(Page pictures and their text)
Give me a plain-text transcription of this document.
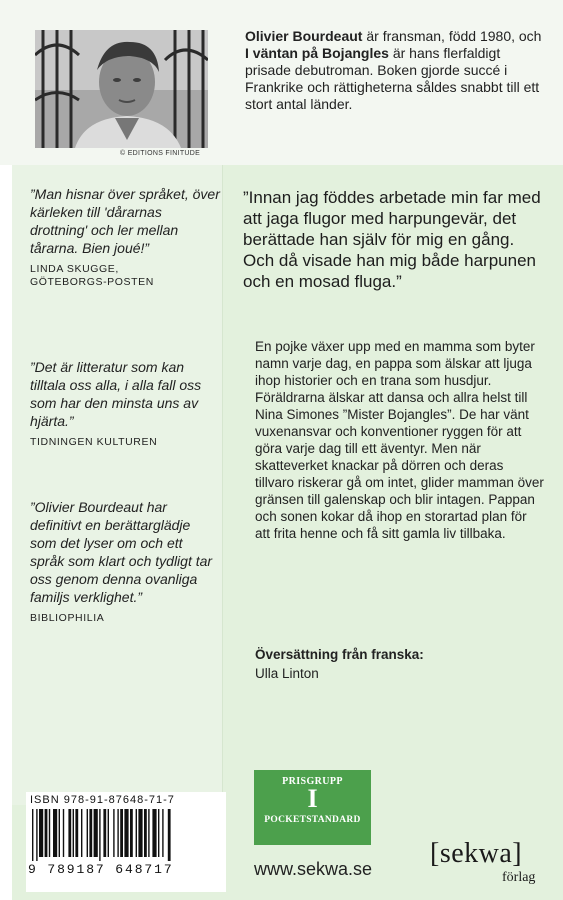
© EDITIONS FINITUDE
Olivier Bourdeaut är fransman, född 1980, och I väntan på Bojangles är hans flerfaldigt prisade debutroman. Boken gjorde succé i Frankrike och rättigheterna såldes snabbt till ett stort antal länder.

”Man hisnar över språket, över kärleken till 'dårarnas drottning' och ler mellan tårarna. Bien joué!”

LINDA SKUGGE,
GÖTEBORGS-POSTEN

”Det är litteratur som kan tilltala oss alla, i alla fall oss som har den minsta uns av hjärta.”

TIDNINGEN KULTUREN

”Olivier Bourdeaut har definitivt en berättarglädje som det lyser om och ett språk som klart och tydligt tar oss genom denna ovanliga familjs verklighet.”

BIBLIOPHILIA

”Innan jag föddes arbetade min far med att jaga flugor med harpungevär, det berättade han själv för mig en gång. Och då visade han mig både harpunen och en mosad fluga.”

En pojke växer upp med en mamma som byter namn varje dag, en pappa som älskar att ljuga ihop historier och en trana som husdjur. Föräldrarna älskar att dansa och allra helst till Nina Simones ”Mister Bojangles”. De har vänt vuxenansvar och konventioner ryggen för att göra varje dag till ett äventyr. Men när skatteverket knackar på dörren och deras tillvaro riskerar gå om intet, glider mamman över gränsen till galenskap och blir intagen. Pappan och sonen kokar då ihop en storartad plan för att frita henne och få sitt gamla liv tillbaka.

Översättning från franska:
Ulla Linton
PRISGRUPP
I
POCKETSTANDARD
www.sekwa.se [sekwa]
förlag
ISBN 978-91-87648-71-7
9 789187 648717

### Task requirements
Your answer should be only the number of lines in the entries above that hold the string "Bojangles".

### Task output
2